>> Start

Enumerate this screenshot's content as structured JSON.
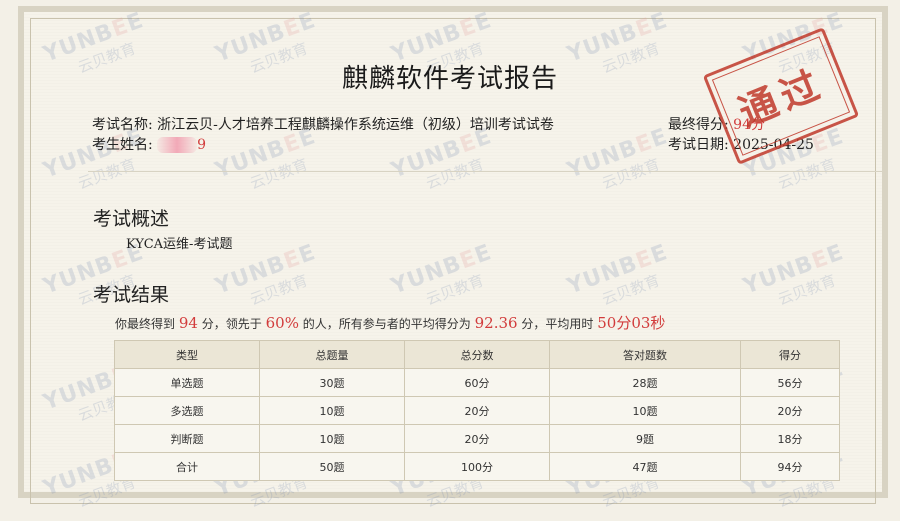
{
  "watermark": {
    "en_left": "YUNB",
    "en_mid": "E",
    "en_right": "E",
    "cn": "云贝教育"
  },
  "title": "麒麟软件考试报告",
  "exam": {
    "name_label": "考试名称:",
    "name_value": "浙江云贝-人才培养工程麒麟操作系统运维（初级）培训考试试卷",
    "candidate_label": "考生姓名:",
    "candidate_value": "9",
    "score_label": "最终得分:",
    "score_value": "94分",
    "date_label": "考试日期:",
    "date_value": "2025-04-25"
  },
  "stamp": {
    "text": "通过"
  },
  "overview": {
    "heading": "考试概述",
    "text": "KYCA运维-考试题"
  },
  "result": {
    "heading": "考试结果",
    "s1": "你最终得到",
    "score": "94",
    "s2": "分，领先于",
    "percent": "60%",
    "s3": "的人，所有参与者的平均得分为",
    "avg": "92.36",
    "s4": "分，平均用时",
    "time": "50分03秒"
  },
  "table": {
    "headers": [
      "类型",
      "总题量",
      "总分数",
      "答对题数",
      "得分"
    ],
    "rows": [
      [
        "单选题",
        "30题",
        "60分",
        "28题",
        "56分"
      ],
      [
        "多选题",
        "10题",
        "20分",
        "10题",
        "20分"
      ],
      [
        "判断题",
        "10题",
        "20分",
        "9题",
        "18分"
      ],
      [
        "合计",
        "50题",
        "100分",
        "47题",
        "94分"
      ]
    ]
  }
}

>> End

The task:
Repeat the material above in full and exactly, omitting the pictures.

Worked solution:
Enumerate this screenshot's content as structured JSON.
{
  "watermark": {
    "en_left": "YUNB",
    "en_mid": "E",
    "en_right": "E",
    "cn": "云贝教育"
  },
  "title": "麒麟软件考试报告",
  "exam": {
    "name_label": "考试名称:",
    "name_value": "浙江云贝-人才培养工程麒麟操作系统运维（初级）培训考试试卷",
    "candidate_label": "考生姓名:",
    "candidate_value": "9",
    "score_label": "最终得分:",
    "score_value": "94分",
    "date_label": "考试日期:",
    "date_value": "2025-04-25"
  },
  "stamp": {
    "text": "通过"
  },
  "overview": {
    "heading": "考试概述",
    "text": "KYCA运维-考试题"
  },
  "result": {
    "heading": "考试结果",
    "s1": "你最终得到",
    "score": "94",
    "s2": "分，领先于",
    "percent": "60%",
    "s3": "的人，所有参与者的平均得分为",
    "avg": "92.36",
    "s4": "分，平均用时",
    "time": "50分03秒"
  },
  "table": {
    "headers": [
      "类型",
      "总题量",
      "总分数",
      "答对题数",
      "得分"
    ],
    "rows": [
      [
        "单选题",
        "30题",
        "60分",
        "28题",
        "56分"
      ],
      [
        "多选题",
        "10题",
        "20分",
        "10题",
        "20分"
      ],
      [
        "判断题",
        "10题",
        "20分",
        "9题",
        "18分"
      ],
      [
        "合计",
        "50题",
        "100分",
        "47题",
        "94分"
      ]
    ]
  }
}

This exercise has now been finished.